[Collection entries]
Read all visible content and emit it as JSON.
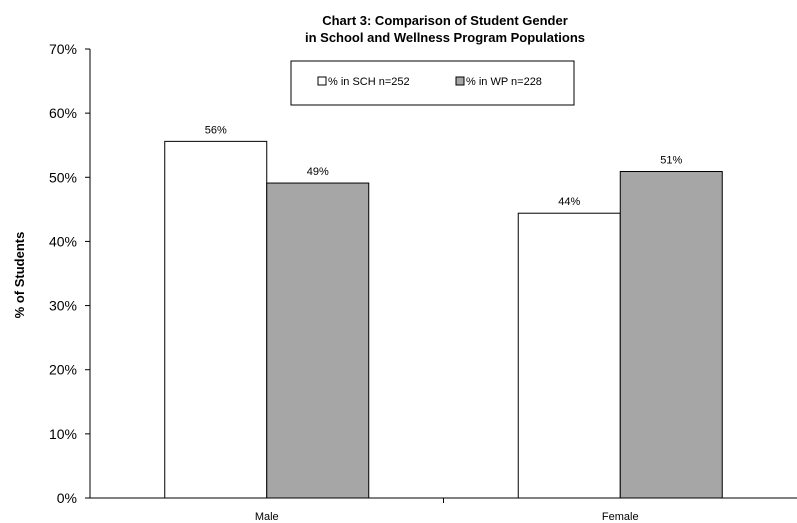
{
  "chart_data": {
    "type": "bar",
    "title": [
      "Chart 3: Comparison of Student Gender",
      "in School and Wellness Program Populations"
    ],
    "xlabel": "",
    "ylabel": "% of Students",
    "ylim": [
      0,
      70
    ],
    "y_ticks": [
      "0%",
      "10%",
      "20%",
      "30%",
      "40%",
      "50%",
      "60%",
      "70%"
    ],
    "categories": [
      "Male",
      "Female"
    ],
    "series": [
      {
        "name": "% in SCH n=252",
        "values": [
          55.6,
          44.4
        ],
        "labels": [
          "56%",
          "44%"
        ],
        "color": "#ffffff"
      },
      {
        "name": "% in WP n=228",
        "values": [
          49.1,
          50.9
        ],
        "labels": [
          "49%",
          "51%"
        ],
        "color": "#a6a6a6"
      }
    ],
    "grid": false,
    "legend": "top-center"
  }
}
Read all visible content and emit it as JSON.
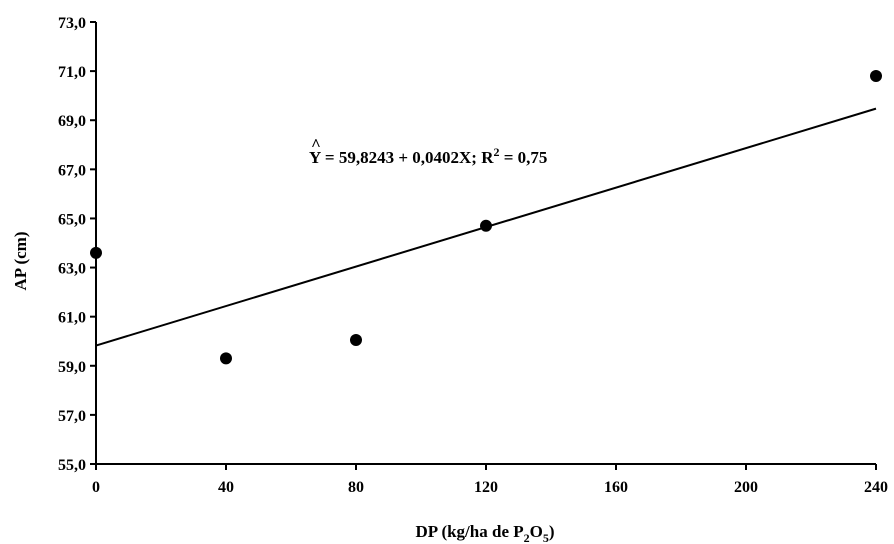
{
  "chart_data": {
    "type": "scatter",
    "title": "",
    "xlabel": "DP (kg/ha de P2O5)",
    "xlabel_parts": {
      "pre": "DP (kg/ha de P",
      "sub1": "2",
      "mid": "O",
      "sub2": "5",
      "post": ")"
    },
    "ylabel": "AP (cm)",
    "xlim": [
      0,
      240
    ],
    "ylim": [
      55,
      73
    ],
    "x_ticks": [
      0,
      40,
      80,
      120,
      160,
      200,
      240
    ],
    "x_tick_labels": [
      "0",
      "40",
      "80",
      "120",
      "160",
      "200",
      "240"
    ],
    "y_ticks": [
      55,
      57,
      59,
      61,
      63,
      65,
      67,
      69,
      71,
      73
    ],
    "y_tick_labels": [
      "55,0",
      "57,0",
      "59,0",
      "61,0",
      "63,0",
      "65,0",
      "67,0",
      "69,0",
      "71,0",
      "73,0"
    ],
    "grid": false,
    "series": [
      {
        "x": [
          0,
          40,
          80,
          120,
          240
        ],
        "y": [
          63.6,
          59.3,
          60.05,
          64.7,
          70.8
        ],
        "color": "#000000"
      }
    ],
    "trendline": {
      "intercept": 59.8243,
      "slope": 0.0402,
      "color": "#000000",
      "label_parts": {
        "y": "Y",
        "hat": "^",
        "eq": " = 59,8243 + 0,0402X; R",
        "sup": "2",
        "tail": " = 0,75"
      }
    }
  }
}
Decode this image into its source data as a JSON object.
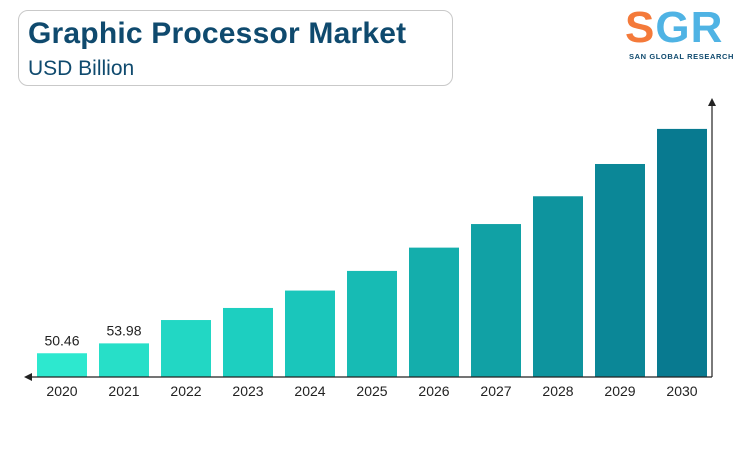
{
  "header": {
    "title": "Graphic Processor Market",
    "subtitle": "USD Billion"
  },
  "logo": {
    "letters": [
      "S",
      "G",
      "R"
    ],
    "tagline": "SAN GLOBAL RESEARCH",
    "colors": {
      "s": "#f47a3a",
      "g": "#4fb3e4",
      "r": "#4fb3e4"
    }
  },
  "chart_data": {
    "type": "bar",
    "title": "Graphic Processor Market",
    "subtitle": "USD Billion",
    "categories": [
      "2020",
      "2021",
      "2022",
      "2023",
      "2024",
      "2025",
      "2026",
      "2027",
      "2028",
      "2029",
      "2030"
    ],
    "values": [
      50.46,
      53.98,
      62.3,
      66.6,
      72.8,
      79.8,
      88.1,
      96.5,
      106.4,
      117.9,
      130.4
    ],
    "data_labels": [
      "50.46",
      "53.98",
      "",
      "",
      "",
      "",
      "",
      "",
      "",
      "",
      ""
    ],
    "ylim": [
      42,
      135
    ],
    "grid": false,
    "legend": "none",
    "colors": [
      "#2de8cf",
      "#27dfc8",
      "#22d7c4",
      "#1dcfc0",
      "#1ac6bb",
      "#17bbb4",
      "#14aeac",
      "#11a1a5",
      "#0e949e",
      "#0b8797",
      "#087a90"
    ]
  }
}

* Goal *
Tell how many lines hold the string "Billion", giving the number and nothing else.

* Result of this exercise *
2